Requirements — You are to retype all of the data exactly as it appears.

Recorded information —
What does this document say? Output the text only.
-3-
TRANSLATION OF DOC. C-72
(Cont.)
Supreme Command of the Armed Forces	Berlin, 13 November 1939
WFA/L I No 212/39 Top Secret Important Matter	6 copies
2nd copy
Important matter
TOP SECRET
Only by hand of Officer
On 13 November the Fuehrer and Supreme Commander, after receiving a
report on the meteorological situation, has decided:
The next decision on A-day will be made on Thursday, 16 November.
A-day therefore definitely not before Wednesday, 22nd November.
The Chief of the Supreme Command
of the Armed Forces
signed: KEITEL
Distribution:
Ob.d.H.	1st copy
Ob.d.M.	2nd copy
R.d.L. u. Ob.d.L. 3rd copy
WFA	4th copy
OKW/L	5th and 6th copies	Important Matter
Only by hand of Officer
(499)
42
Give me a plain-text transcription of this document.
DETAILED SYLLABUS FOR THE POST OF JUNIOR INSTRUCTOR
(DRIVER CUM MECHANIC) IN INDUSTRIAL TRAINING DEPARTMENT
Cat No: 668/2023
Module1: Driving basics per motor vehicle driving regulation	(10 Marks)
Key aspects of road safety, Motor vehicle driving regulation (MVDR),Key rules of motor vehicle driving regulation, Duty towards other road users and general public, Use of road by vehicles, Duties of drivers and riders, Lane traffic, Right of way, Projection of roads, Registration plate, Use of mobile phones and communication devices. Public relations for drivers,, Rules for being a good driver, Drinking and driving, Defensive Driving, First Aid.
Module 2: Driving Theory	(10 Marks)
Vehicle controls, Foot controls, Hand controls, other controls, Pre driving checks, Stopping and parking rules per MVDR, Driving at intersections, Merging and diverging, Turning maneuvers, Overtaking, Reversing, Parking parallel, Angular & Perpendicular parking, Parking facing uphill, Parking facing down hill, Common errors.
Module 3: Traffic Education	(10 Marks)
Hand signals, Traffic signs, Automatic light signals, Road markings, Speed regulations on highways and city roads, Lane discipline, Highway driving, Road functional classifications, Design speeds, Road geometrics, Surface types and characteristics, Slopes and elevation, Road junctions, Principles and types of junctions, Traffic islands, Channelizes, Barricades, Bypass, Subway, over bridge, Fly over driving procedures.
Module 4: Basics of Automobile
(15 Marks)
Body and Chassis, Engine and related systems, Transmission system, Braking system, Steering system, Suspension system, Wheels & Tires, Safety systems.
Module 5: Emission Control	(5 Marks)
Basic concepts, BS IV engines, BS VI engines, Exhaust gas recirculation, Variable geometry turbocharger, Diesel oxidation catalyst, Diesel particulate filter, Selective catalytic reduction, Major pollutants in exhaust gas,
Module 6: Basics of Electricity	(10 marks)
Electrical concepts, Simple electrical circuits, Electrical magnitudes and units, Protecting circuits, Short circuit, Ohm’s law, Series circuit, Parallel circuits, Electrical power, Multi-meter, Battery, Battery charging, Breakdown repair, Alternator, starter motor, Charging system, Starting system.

Task answer —
What does this document say? Output the text only.
-3-
TRANSLATION OF DOC. C-72
(Cont.)
Supreme Command of the Armed Forces	Berlin, 13 November 1939
WFA/L I No 212/39 Top Secret Important Matter	6 copies
2nd copy
Important matter
TOP SECRET
Only by hand of Officer
On 13 November the Fuehrer and Supreme Commander, after receiving a
report on the meteorological situation, has decided:
The next decision on A-day will be made on Thursday, 16 November.
A-day therefore definitely not before Wednesday, 22nd November.
The Chief of the Supreme Command
of the Armed Forces
signed: KEITEL
Distribution:
Ob.d.H.	1st copy
Ob.d.M.	2nd copy
R.d.L. u. Ob.d.L. 3rd copy
WFA	4th copy
OKW/L	5th and 6th copies	Important Matter
Only by hand of Officer
(499)
42
Give me a plain-text transcription of this document.
DETAILED SYLLABUS FOR THE POST OF JUNIOR INSTRUCTOR
(DRIVER CUM MECHANIC) IN INDUSTRIAL TRAINING DEPARTMENT
Cat No: 668/2023
Module1: Driving basics per motor vehicle driving regulation	(10 Marks)
Key aspects of road safety, Motor vehicle driving regulation (MVDR),Key rules of motor vehicle driving regulation, Duty towards other road users and general public, Use of road by vehicles, Duties of drivers and riders, Lane traffic, Right of way, Projection of roads, Registration plate, Use of mobile phones and communication devices. Public relations for drivers,, Rules for being a good driver, Drinking and driving, Defensive Driving, First Aid.
Module 2: Driving Theory	(10 Marks)
Vehicle controls, Foot controls, Hand controls, other controls, Pre driving checks, Stopping and parking rules per MVDR, Driving at intersections, Merging and diverging, Turning maneuvers, Overtaking, Reversing, Parking parallel, Angular & Perpendicular parking, Parking facing uphill, Parking facing down hill, Common errors.
Module 3: Traffic Education	(10 Marks)
Hand signals, Traffic signs, Automatic light signals, Road markings, Speed regulations on highways and city roads, Lane discipline, Highway driving, Road functional classifications, Design speeds, Road geometrics, Surface types and characteristics, Slopes and elevation, Road junctions, Principles and types of junctions, Traffic islands, Channelizes, Barricades, Bypass, Subway, over bridge, Fly over driving procedures.
Module 4: Basics of Automobile
(15 Marks)
Body and Chassis, Engine and related systems, Transmission system, Braking system, Steering system, Suspension system, Wheels & Tires, Safety systems.
Module 5: Emission Control	(5 Marks)
Basic concepts, BS IV engines, BS VI engines, Exhaust gas recirculation, Variable geometry turbocharger, Diesel oxidation catalyst, Diesel particulate filter, Selective catalytic reduction, Major pollutants in exhaust gas,
Module 6: Basics of Electricity	(10 marks)
Electrical concepts, Simple electrical circuits, Electrical magnitudes and units, Protecting circuits, Short circuit, Ohm’s law, Series circuit, Parallel circuits, Electrical power, Multi-meter, Battery, Battery charging, Breakdown repair, Alternator, starter motor, Charging system, Starting system.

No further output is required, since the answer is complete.